__Records for the exercise__:
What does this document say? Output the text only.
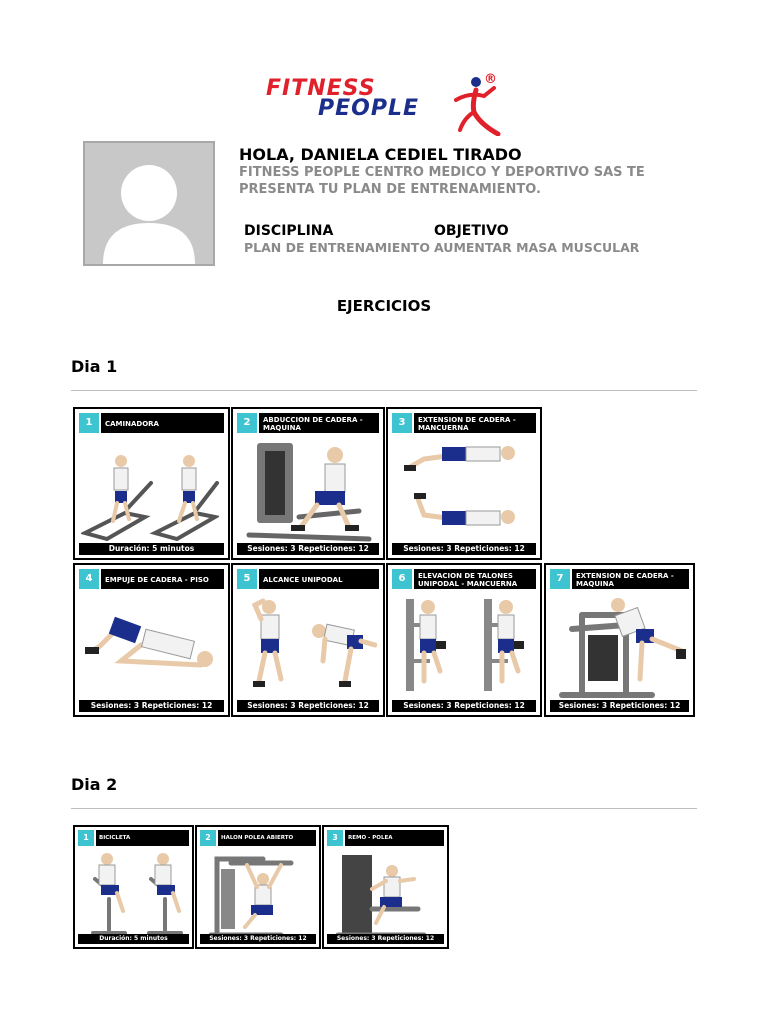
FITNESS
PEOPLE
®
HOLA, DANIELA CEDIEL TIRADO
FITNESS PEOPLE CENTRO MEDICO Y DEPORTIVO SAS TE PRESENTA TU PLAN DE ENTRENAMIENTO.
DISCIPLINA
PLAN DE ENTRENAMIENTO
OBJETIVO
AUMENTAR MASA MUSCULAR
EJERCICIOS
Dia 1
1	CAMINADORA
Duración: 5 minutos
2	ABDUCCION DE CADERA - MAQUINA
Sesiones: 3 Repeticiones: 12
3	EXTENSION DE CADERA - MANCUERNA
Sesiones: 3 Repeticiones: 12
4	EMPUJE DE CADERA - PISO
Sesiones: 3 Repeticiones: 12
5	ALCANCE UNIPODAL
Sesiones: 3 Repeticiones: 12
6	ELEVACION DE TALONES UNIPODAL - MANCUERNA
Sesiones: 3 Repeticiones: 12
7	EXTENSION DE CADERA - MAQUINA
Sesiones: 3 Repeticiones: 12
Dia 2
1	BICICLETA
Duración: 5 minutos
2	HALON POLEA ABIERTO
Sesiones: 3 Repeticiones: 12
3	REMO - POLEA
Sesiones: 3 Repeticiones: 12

__What you are asked to do__:
Reproduce the material above in full and without alteration, but skip all pictures.

__Answer for the task__:
What does this document say? Output the text only.
FITNESS
PEOPLE
®
HOLA, DANIELA CEDIEL TIRADO
FITNESS PEOPLE CENTRO MEDICO Y DEPORTIVO SAS TE PRESENTA TU PLAN DE ENTRENAMIENTO.
DISCIPLINA
PLAN DE ENTRENAMIENTO
OBJETIVO
AUMENTAR MASA MUSCULAR
EJERCICIOS
Dia 1
1	CAMINADORA
Duración: 5 minutos
2	ABDUCCION DE CADERA - MAQUINA
Sesiones: 3 Repeticiones: 12
3	EXTENSION DE CADERA - MANCUERNA
Sesiones: 3 Repeticiones: 12
4	EMPUJE DE CADERA - PISO
Sesiones: 3 Repeticiones: 12
5	ALCANCE UNIPODAL
Sesiones: 3 Repeticiones: 12
6	ELEVACION DE TALONES UNIPODAL - MANCUERNA
Sesiones: 3 Repeticiones: 12
7	EXTENSION DE CADERA - MAQUINA
Sesiones: 3 Repeticiones: 12
Dia 2
1	BICICLETA
Duración: 5 minutos
2	HALON POLEA ABIERTO
Sesiones: 3 Repeticiones: 12
3	REMO - POLEA
Sesiones: 3 Repeticiones: 12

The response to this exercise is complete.